REQUEST
Go through the listing and write out all of it exactly.

** START OF SOURCE RECORDS **

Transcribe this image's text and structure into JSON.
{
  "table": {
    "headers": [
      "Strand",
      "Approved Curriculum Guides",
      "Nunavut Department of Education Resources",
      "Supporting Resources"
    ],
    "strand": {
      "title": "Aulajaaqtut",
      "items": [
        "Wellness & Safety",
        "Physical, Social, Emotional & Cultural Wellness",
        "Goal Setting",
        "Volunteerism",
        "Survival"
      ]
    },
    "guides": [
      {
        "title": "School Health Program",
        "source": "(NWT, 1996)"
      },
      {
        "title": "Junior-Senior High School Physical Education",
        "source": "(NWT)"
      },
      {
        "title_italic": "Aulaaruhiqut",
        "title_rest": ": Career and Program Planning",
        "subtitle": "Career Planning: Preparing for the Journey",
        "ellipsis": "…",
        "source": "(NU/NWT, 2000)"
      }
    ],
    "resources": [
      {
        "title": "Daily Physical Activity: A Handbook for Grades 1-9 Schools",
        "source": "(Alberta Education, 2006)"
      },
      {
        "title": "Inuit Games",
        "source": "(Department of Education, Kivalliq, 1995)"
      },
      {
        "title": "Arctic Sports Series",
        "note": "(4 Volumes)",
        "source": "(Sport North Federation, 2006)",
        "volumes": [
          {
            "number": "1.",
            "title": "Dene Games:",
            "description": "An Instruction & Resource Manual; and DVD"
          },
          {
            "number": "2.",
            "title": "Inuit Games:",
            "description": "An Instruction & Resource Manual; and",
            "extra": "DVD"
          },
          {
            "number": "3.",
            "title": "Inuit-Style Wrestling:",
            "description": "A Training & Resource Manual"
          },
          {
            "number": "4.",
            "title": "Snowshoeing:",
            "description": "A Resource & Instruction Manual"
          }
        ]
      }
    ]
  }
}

** END OF SOURCE RECORDS **

REPLY TO THE TASK
Transcribe this image's text and structure into JSON.
{
  "table": {
    "headers": [
      "Strand",
      "Approved Curriculum Guides",
      "Nunavut Department of Education Resources",
      "Supporting Resources"
    ],
    "strand": {
      "title": "Aulajaaqtut",
      "items": [
        "Wellness & Safety",
        "Physical, Social, Emotional & Cultural Wellness",
        "Goal Setting",
        "Volunteerism",
        "Survival"
      ]
    },
    "guides": [
      {
        "title": "School Health Program",
        "source": "(NWT, 1996)"
      },
      {
        "title": "Junior-Senior High School Physical Education",
        "source": "(NWT)"
      },
      {
        "title_italic": "Aulaaruhiqut",
        "title_rest": ": Career and Program Planning",
        "subtitle": "Career Planning: Preparing for the Journey",
        "ellipsis": "…",
        "source": "(NU/NWT, 2000)"
      }
    ],
    "resources": [
      {
        "title": "Daily Physical Activity: A Handbook for Grades 1-9 Schools",
        "source": "(Alberta Education, 2006)"
      },
      {
        "title": "Inuit Games",
        "source": "(Department of Education, Kivalliq, 1995)"
      },
      {
        "title": "Arctic Sports Series",
        "note": "(4 Volumes)",
        "source": "(Sport North Federation, 2006)",
        "volumes": [
          {
            "number": "1.",
            "title": "Dene Games:",
            "description": "An Instruction & Resource Manual; and DVD"
          },
          {
            "number": "2.",
            "title": "Inuit Games:",
            "description": "An Instruction & Resource Manual; and",
            "extra": "DVD"
          },
          {
            "number": "3.",
            "title": "Inuit-Style Wrestling:",
            "description": "A Training & Resource Manual"
          },
          {
            "number": "4.",
            "title": "Snowshoeing:",
            "description": "A Resource & Instruction Manual"
          }
        ]
      }
    ]
  }
}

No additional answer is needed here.